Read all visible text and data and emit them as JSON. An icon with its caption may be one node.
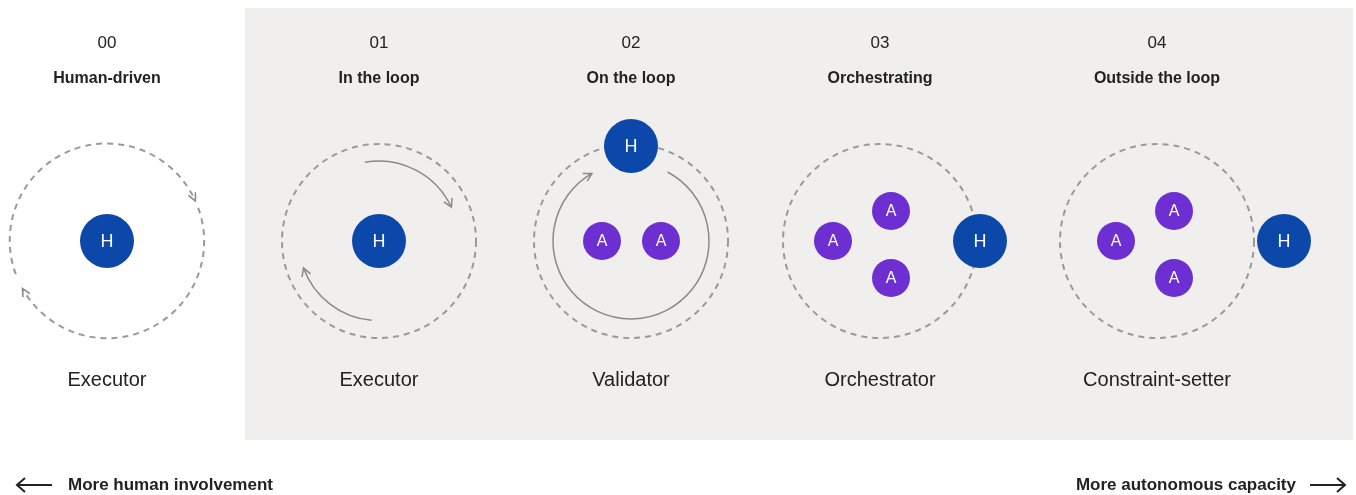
{
  "diagram": {
    "nodes": [
      {
        "text": [],
        "shape": "box"
      },
      {
        "text": [
          "Executor"
        ],
        "beside": [
          "00",
          "Human-driven"
        ]
      },
      {
        "text": [
          "H"
        ],
        "in": 1
      },
      {
        "text": [
          "Executor"
        ],
        "beside": [
          "01",
          "In the loop"
        ],
        "in": 0
      },
      {
        "text": [
          "H"
        ],
        "in": 3
      },
      {
        "text": [
          "Validator"
        ],
        "beside": [
          "02",
          "On the loop"
        ],
        "in": 0
      },
      {
        "text": [
          "H"
        ],
        "in": 0
      },
      {
        "text": [
          "A"
        ],
        "in": 5
      },
      {
        "text": [
          "A"
        ],
        "in": 5
      },
      {
        "text": [
          "Orchestrator"
        ],
        "beside": [
          "03",
          "Orchestrating"
        ],
        "in": 0
      },
      {
        "text": [
          "A"
        ],
        "in": 9
      },
      {
        "text": [
          "A"
        ],
        "in": 9
      },
      {
        "text": [
          "H"
        ],
        "in": 0
      },
      {
        "text": [
          "A"
        ],
        "in": 9
      },
      {
        "text": [
          "Constraint-setter"
        ],
        "beside": [
          "04",
          "Outside the loop"
        ],
        "in": 0
      },
      {
        "text": [
          "A"
        ],
        "in": 14
      },
      {
        "text": [
          "A"
        ],
        "in": 14
      },
      {
        "text": [
          "H"
        ],
        "in": 0
      },
      {
        "text": [
          "A"
        ],
        "in": 14
      }
    ],
    "labels": [
      "More human involvement",
      "More autonomous capacity"
    ]
  }
}
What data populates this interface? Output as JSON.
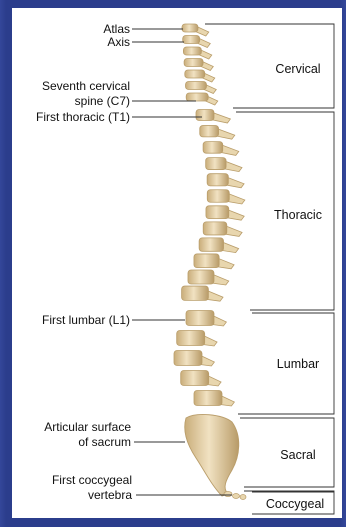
{
  "labels": {
    "atlas": "Atlas",
    "axis": "Axis",
    "c7_line1": "Seventh cervical",
    "c7_line2": "spine (C7)",
    "t1": "First thoracic (T1)",
    "l1": "First lumbar (L1)",
    "sacrum_line1": "Articular surface",
    "sacrum_line2": "of sacrum",
    "coccyx_line1": "First coccygeal",
    "coccyx_line2": "vertebra"
  },
  "regions": {
    "cervical": "Cervical",
    "thoracic": "Thoracic",
    "lumbar": "Lumbar",
    "sacral": "Sacral",
    "coccygeal": "Coccygeal"
  },
  "colors": {
    "frame": "#2d3f8e",
    "bone": "#e8d6ae",
    "bone_shadow": "#b99d6a",
    "line": "#333333"
  }
}
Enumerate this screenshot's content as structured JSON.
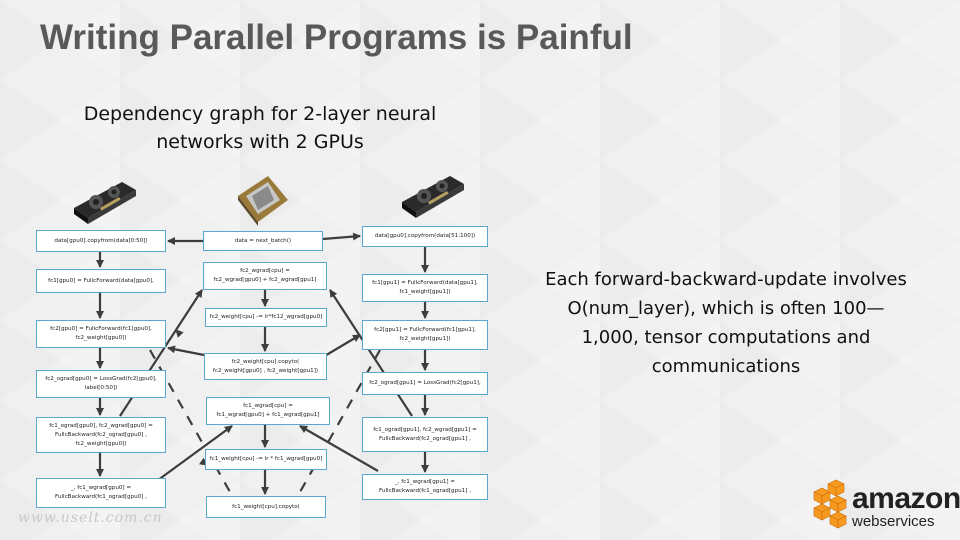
{
  "title": "Writing Parallel Programs is Painful",
  "subtitle": "Dependency graph for 2-layer neural networks with 2 GPUs",
  "description": "Each forward-backward-update involves O(num_layer), which is often 100—1,000, tensor computations and communications",
  "watermark": "www.uselt.com.cn",
  "logo": {
    "word": "amazon",
    "sub": "webservices",
    "brand_orange": "#f79a1d"
  },
  "colors": {
    "node_border": "#5aa7cf",
    "edge": "#3d3d3d",
    "title": "#595959"
  },
  "nodes": {
    "data_gpu0": [
      "data[gpu0].copyfrom(data[0:50])"
    ],
    "next_batch": [
      "data = next_batch()"
    ],
    "data_gpu1": [
      "data[gpu0].copyfrom(data[51:100])"
    ],
    "fc1_gpu0": [
      "fc1[gpu0] = FullcForward(data[gpu0],"
    ],
    "fc2_wgrad_cpu": [
      "fc2_wgrad[cpu]  =",
      "fc2_wgrad[gpu0] + fc2_wgrad[gpu1]"
    ],
    "fc1_gpu1": [
      "fc1[gpu1] = FullcForward(data[gpu1],",
      "fc1_weight[gpu1])"
    ],
    "fc2_gpu0": [
      "fc2[gpu0] = FullcForward(fc1[gpu0],",
      "fc2_weight[gpu0])"
    ],
    "fc2_weight_update": [
      "fc2_weight[cpu] -= lr*fc12_wgrad[gpu0]"
    ],
    "fc2_gpu1": [
      "fc2[gpu1] = FullcForward(fc1[gpu1],",
      "fc2_weight[gpu1])"
    ],
    "fc2_weight_copy": [
      "fc2_weight[cpu].copyto(",
      "fc2_weight[gpu0] , fc2_weight[gpu1])"
    ],
    "fc2_ograd_gpu0": [
      "fc2_ograd[gpu0] = LossGrad(fc2[gpu0],",
      "label[0:50])"
    ],
    "fc2_ograd_gpu1": [
      "fc2_ograd[gpu1] = LossGrad(fc2[gpu1],"
    ],
    "fc1_wgrad_cpu": [
      "fc1_wgrad[cpu]  =",
      "fc1_wgrad[gpu0] + fc1_wgrad[gpu1]"
    ],
    "fc1_ograd_gpu0": [
      "fc1_ograd[gpu0], fc2_wgrad[gpu0] =",
      "FullcBackward(fc2_ograd[gpu0] ,",
      "fc2_weight[gpu0])"
    ],
    "fc1_ograd_gpu1": [
      "fc1_ograd[gpu1], fc2_wgrad[gpu1] =",
      "FullcBackward(fc2_ograd[gpu1] ,"
    ],
    "fc1_weight_update": [
      "fc1_weight[cpu] -= lr * fc1_wgrad[gpu0]"
    ],
    "fc1_wgrad_gpu0": [
      "_, fc1_wgrad[gpu0] =",
      "FullcBackward(fc1_ograd[gpu0] ,"
    ],
    "fc1_wgrad_gpu1": [
      "_, fc1_wgrad[gpu1] =",
      "FullcBackward(fc1_ograd[gpu1] ,"
    ],
    "fc1_weight_copy": [
      "fc1_weight[cpu].copyto("
    ]
  }
}
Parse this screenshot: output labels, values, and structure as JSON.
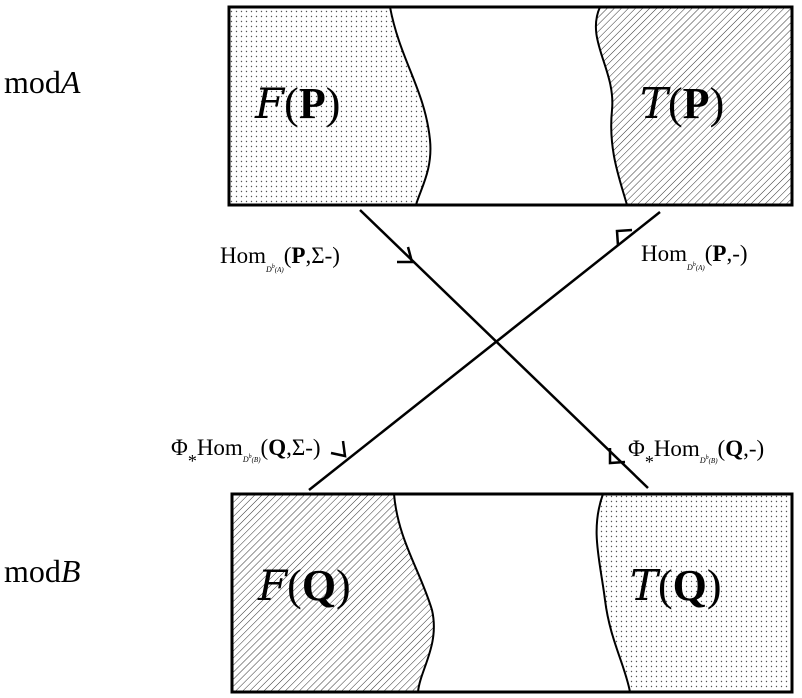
{
  "module_labels": {
    "top": {
      "prefix": "mod",
      "var": "A"
    },
    "bottom": {
      "prefix": "mod",
      "var": "B"
    }
  },
  "regions": {
    "top_left": {
      "script": "F",
      "object": "P"
    },
    "top_right": {
      "script": "T",
      "object": "P"
    },
    "bottom_left": {
      "script": "F",
      "object": "Q"
    },
    "bottom_right": {
      "script": "T",
      "object": "Q"
    }
  },
  "arrows": {
    "top_left": {
      "name": "Hom",
      "sub_base": "D",
      "sub_sup": "b",
      "sub_arg": "(A)",
      "arg_bold": "P",
      "arg_rest": ",Σ-)"
    },
    "top_right": {
      "name": "Hom",
      "sub_base": "D",
      "sub_sup": "b",
      "sub_arg": "(A)",
      "arg_bold": "P",
      "arg_rest": ",-)"
    },
    "bottom_left": {
      "prefix": "Φ",
      "star": "*",
      "name": "Hom",
      "sub_base": "D",
      "sub_sup": "b",
      "sub_arg": "(B)",
      "arg_bold": "Q",
      "arg_rest": ",Σ-)"
    },
    "bottom_right": {
      "prefix": "Φ",
      "star": "*",
      "name": "Hom",
      "sub_base": "D",
      "sub_sup": "b",
      "sub_arg": "(B)",
      "arg_bold": "Q",
      "arg_rest": ",-)"
    }
  },
  "symbols": {
    "open_paren": "(",
    "close_paren": ")"
  }
}
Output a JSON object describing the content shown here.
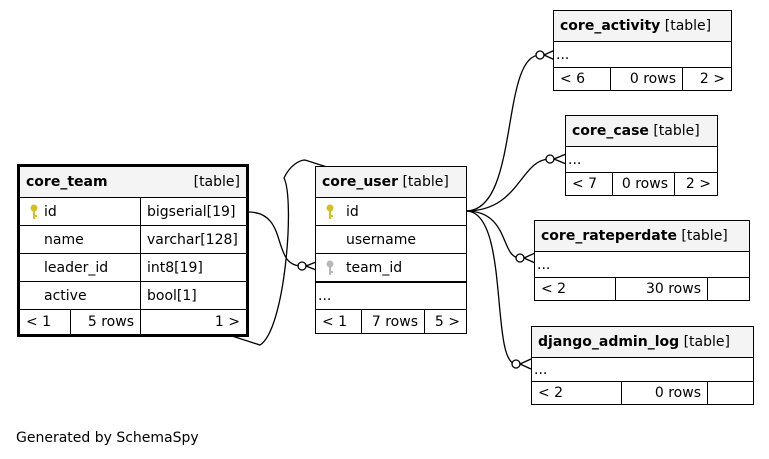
{
  "core_team": {
    "name": "core_team",
    "type": "[table]",
    "columns": [
      {
        "name": "id",
        "type": "bigserial[19]"
      },
      {
        "name": "name",
        "type": "varchar[128]"
      },
      {
        "name": "leader_id",
        "type": "int8[19]"
      },
      {
        "name": "active",
        "type": "bool[1]"
      }
    ],
    "footer": {
      "parents": "< 1",
      "rows": "5 rows",
      "children": "1 >"
    }
  },
  "core_user": {
    "name": "core_user",
    "type": "[table]",
    "columns": [
      {
        "name": "id"
      },
      {
        "name": "username"
      },
      {
        "name": "team_id"
      }
    ],
    "ellipsis": "...",
    "footer": {
      "parents": "< 1",
      "rows": "7 rows",
      "children": "5 >"
    }
  },
  "core_activity": {
    "name": "core_activity",
    "type": "[table]",
    "ellipsis": "...",
    "footer": {
      "parents": "< 6",
      "rows": "0 rows",
      "children": "2 >"
    }
  },
  "core_case": {
    "name": "core_case",
    "type": "[table]",
    "ellipsis": "...",
    "footer": {
      "parents": "< 7",
      "rows": "0 rows",
      "children": "2 >"
    }
  },
  "core_rateperdate": {
    "name": "core_rateperdate",
    "type": "[table]",
    "ellipsis": "...",
    "footer": {
      "parents": "< 2",
      "rows": "30 rows",
      "children": ""
    }
  },
  "django_admin_log": {
    "name": "django_admin_log",
    "type": "[table]",
    "ellipsis": "...",
    "footer": {
      "parents": "< 2",
      "rows": "0 rows",
      "children": ""
    }
  },
  "generated_by": "Generated by SchemaSpy",
  "colors": {
    "primary_key": "#d4c21a",
    "foreign_key": "#b8b8b8",
    "header_bg": "#f4f4f4"
  }
}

***

- **GOAL**:
Pick out each line containing "cervical" and report it.

- **PROBLEM SOLUTION**:
    "c7_line1": "Seventh cervical",
    "cervical": "Cervical",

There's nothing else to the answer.